(Saved entries)
______

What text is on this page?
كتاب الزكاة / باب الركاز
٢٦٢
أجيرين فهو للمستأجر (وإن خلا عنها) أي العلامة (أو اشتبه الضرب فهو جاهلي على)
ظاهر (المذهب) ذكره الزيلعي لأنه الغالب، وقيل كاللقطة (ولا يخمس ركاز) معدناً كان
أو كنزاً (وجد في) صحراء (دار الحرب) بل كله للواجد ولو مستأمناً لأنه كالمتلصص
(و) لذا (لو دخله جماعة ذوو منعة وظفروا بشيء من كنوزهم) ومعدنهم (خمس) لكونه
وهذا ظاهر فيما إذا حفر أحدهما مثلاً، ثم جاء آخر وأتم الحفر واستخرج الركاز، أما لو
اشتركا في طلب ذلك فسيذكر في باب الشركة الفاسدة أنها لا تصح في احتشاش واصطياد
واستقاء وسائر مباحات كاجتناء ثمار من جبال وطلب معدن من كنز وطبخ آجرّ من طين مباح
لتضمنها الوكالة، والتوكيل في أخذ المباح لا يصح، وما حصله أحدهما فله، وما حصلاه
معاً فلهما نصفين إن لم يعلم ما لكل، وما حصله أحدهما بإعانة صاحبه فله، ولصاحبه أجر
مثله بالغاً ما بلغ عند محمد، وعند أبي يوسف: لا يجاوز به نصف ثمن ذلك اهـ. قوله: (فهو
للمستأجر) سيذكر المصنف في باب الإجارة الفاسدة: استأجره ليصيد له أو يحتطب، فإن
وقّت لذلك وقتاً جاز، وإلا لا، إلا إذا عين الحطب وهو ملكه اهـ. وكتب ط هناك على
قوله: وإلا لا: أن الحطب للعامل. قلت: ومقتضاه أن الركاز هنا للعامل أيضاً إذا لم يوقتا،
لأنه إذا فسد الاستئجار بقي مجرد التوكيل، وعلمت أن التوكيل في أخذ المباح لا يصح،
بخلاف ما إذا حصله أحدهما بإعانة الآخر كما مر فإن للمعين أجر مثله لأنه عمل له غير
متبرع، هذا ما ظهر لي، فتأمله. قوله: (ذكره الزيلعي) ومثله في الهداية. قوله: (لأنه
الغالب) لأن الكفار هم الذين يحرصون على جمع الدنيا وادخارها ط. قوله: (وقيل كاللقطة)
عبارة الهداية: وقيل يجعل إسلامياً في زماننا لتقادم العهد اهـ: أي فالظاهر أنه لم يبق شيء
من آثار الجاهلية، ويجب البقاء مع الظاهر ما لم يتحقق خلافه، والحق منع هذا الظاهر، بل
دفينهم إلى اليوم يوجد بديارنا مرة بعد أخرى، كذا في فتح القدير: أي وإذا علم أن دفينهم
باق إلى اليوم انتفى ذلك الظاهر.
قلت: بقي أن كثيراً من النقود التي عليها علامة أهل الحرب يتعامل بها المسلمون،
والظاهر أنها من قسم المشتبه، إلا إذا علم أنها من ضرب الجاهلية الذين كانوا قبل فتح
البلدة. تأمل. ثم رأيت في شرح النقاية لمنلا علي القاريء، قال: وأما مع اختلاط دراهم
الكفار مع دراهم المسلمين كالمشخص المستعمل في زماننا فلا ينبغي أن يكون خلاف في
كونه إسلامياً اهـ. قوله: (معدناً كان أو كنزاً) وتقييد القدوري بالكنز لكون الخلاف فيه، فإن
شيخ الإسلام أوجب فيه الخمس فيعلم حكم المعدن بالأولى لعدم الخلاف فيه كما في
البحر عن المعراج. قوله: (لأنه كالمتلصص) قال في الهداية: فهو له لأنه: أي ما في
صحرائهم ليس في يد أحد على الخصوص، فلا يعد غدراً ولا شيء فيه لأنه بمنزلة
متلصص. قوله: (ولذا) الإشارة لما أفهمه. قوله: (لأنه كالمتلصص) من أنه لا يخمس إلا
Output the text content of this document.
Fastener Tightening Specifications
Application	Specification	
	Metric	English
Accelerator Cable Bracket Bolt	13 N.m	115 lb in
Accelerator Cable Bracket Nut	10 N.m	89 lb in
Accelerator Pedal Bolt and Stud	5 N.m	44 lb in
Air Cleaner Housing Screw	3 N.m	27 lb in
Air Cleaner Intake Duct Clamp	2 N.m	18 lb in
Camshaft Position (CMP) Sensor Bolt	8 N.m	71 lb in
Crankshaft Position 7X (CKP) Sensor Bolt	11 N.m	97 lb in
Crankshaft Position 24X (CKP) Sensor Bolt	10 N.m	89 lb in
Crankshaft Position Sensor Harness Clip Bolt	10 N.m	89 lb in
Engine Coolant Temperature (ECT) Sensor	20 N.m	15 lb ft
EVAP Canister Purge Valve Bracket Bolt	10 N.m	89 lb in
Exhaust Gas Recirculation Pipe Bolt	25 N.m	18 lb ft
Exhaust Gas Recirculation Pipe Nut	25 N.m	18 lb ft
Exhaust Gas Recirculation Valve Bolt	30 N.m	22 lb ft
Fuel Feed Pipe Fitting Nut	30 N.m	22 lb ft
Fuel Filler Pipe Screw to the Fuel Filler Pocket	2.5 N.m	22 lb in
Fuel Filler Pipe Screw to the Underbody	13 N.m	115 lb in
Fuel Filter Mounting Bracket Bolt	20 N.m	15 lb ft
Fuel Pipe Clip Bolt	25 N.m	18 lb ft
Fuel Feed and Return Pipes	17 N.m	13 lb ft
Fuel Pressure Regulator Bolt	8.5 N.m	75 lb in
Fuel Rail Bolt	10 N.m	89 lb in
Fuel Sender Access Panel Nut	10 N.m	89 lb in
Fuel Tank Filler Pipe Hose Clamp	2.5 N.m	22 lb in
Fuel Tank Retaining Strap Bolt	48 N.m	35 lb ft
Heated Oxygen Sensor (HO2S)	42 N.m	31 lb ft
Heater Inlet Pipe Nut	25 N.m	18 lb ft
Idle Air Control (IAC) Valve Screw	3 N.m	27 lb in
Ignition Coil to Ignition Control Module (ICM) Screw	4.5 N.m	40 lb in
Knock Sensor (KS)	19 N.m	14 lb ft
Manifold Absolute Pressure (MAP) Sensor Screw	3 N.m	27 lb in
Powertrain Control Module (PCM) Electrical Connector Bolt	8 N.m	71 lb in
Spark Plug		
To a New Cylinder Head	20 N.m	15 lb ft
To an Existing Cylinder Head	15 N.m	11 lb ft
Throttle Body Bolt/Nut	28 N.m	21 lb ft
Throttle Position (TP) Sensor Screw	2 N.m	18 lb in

______

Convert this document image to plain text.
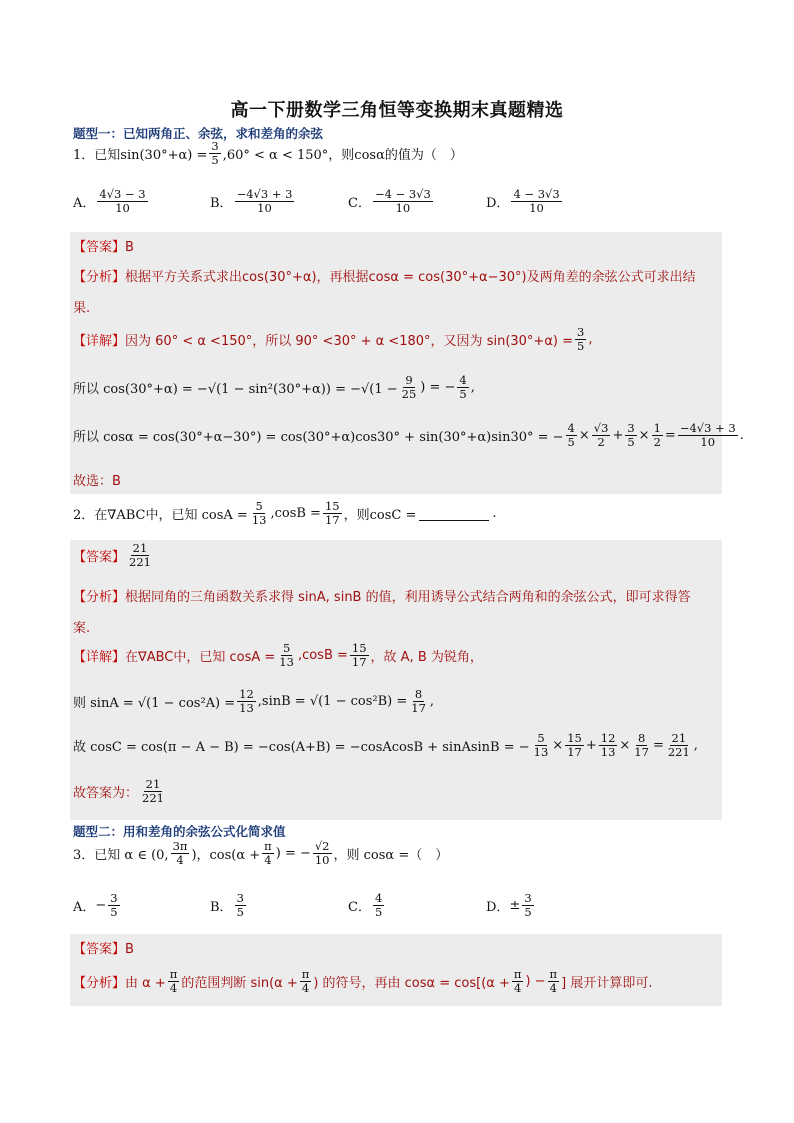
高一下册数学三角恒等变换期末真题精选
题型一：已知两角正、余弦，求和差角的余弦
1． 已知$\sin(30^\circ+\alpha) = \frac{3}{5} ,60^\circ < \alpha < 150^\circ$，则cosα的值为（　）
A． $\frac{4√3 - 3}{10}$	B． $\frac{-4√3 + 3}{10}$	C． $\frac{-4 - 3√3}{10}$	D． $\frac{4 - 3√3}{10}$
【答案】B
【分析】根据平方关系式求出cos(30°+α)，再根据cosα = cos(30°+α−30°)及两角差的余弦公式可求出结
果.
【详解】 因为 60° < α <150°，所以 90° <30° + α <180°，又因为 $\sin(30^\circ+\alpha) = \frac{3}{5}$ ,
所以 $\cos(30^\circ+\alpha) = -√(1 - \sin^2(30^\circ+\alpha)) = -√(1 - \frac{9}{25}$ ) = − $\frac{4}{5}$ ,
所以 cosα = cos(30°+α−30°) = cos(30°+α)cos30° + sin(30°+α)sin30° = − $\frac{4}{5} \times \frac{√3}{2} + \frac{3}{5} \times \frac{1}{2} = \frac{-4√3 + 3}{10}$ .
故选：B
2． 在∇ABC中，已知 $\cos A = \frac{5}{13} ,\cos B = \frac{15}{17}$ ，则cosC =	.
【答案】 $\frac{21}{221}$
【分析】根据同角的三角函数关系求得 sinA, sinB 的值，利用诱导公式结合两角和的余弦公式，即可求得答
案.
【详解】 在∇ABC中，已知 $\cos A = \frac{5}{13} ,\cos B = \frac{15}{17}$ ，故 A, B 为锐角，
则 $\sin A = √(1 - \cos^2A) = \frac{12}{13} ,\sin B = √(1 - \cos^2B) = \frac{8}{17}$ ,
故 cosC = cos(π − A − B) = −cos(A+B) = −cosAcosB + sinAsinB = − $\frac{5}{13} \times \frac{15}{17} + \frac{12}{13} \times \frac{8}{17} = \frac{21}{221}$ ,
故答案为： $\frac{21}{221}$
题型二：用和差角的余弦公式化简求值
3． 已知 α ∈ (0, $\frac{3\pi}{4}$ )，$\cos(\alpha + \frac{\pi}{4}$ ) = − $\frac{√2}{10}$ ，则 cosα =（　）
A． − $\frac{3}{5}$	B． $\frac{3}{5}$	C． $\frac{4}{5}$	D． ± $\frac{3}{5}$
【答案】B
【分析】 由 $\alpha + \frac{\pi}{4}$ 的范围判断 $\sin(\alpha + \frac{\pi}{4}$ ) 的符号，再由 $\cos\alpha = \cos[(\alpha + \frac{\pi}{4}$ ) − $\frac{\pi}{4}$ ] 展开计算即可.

______

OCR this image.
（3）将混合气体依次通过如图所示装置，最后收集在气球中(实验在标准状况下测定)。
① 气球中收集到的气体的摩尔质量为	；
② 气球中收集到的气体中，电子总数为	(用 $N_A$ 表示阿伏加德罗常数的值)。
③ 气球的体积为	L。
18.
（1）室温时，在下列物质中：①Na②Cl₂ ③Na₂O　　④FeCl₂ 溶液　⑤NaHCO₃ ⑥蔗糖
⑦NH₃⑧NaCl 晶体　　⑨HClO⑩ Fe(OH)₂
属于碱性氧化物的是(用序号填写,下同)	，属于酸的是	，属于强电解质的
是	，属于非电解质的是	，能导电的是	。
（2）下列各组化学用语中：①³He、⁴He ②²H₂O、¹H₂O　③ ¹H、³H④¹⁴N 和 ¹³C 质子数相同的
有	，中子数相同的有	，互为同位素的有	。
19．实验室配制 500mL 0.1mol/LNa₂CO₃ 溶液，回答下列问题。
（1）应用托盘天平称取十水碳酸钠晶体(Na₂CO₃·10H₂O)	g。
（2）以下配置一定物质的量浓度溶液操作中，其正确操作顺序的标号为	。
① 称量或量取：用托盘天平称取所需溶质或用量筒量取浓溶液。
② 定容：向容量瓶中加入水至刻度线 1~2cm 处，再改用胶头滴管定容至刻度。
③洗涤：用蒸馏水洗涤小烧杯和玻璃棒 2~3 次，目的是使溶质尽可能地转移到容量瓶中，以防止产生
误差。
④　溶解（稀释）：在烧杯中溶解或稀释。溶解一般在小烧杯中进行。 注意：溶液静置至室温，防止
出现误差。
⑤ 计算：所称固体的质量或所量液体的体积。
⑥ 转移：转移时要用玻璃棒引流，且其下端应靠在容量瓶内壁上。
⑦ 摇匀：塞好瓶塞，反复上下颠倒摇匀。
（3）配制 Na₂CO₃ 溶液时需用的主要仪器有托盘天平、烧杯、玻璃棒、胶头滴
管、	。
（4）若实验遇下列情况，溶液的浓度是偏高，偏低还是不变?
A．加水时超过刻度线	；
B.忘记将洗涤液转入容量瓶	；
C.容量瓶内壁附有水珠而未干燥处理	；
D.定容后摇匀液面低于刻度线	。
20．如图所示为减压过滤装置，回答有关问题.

______

■ DIRECTIONS ■
In the records above, locate the lines holding the word "دراهم". Copy each of them.

■ COMPLETE RESPONSE ■
البلدة. تأمل. ثم رأيت في شرح النقاية لمنلا علي القاريء، قال: وأما مع اختلاط دراهم
الكفار مع دراهم المسلمين كالمشخص المستعمل في زماننا فلا ينبغي أن يكون خلاف في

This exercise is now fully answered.